Stored entries
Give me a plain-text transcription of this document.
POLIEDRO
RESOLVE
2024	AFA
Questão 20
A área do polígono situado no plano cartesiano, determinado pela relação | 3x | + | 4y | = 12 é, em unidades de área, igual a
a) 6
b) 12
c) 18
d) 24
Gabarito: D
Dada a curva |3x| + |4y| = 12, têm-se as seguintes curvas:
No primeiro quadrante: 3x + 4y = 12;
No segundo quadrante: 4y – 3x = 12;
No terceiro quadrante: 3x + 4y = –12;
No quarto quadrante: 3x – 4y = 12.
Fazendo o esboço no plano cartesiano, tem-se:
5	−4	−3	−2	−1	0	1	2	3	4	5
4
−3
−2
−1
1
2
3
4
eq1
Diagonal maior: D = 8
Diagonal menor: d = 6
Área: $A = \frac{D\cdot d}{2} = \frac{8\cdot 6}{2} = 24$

● **Task requirements**
Transcribe every entry word for word.

● **Exercise answer**
Give me a plain-text transcription of this document.
POLIEDRO
RESOLVE
2024	AFA
Questão 20
A área do polígono situado no plano cartesiano, determinado pela relação | 3x | + | 4y | = 12 é, em unidades de área, igual a
a) 6
b) 12
c) 18
d) 24
Gabarito: D
Dada a curva |3x| + |4y| = 12, têm-se as seguintes curvas:
No primeiro quadrante: 3x + 4y = 12;
No segundo quadrante: 4y – 3x = 12;
No terceiro quadrante: 3x + 4y = –12;
No quarto quadrante: 3x – 4y = 12.
Fazendo o esboço no plano cartesiano, tem-se:
5	−4	−3	−2	−1	0	1	2	3	4	5
4
−3
−2
−1
1
2
3
4
eq1
Diagonal maior: D = 8
Diagonal menor: d = 6
Área: $A = \frac{D\cdot d}{2} = \frac{8\cdot 6}{2} = 24$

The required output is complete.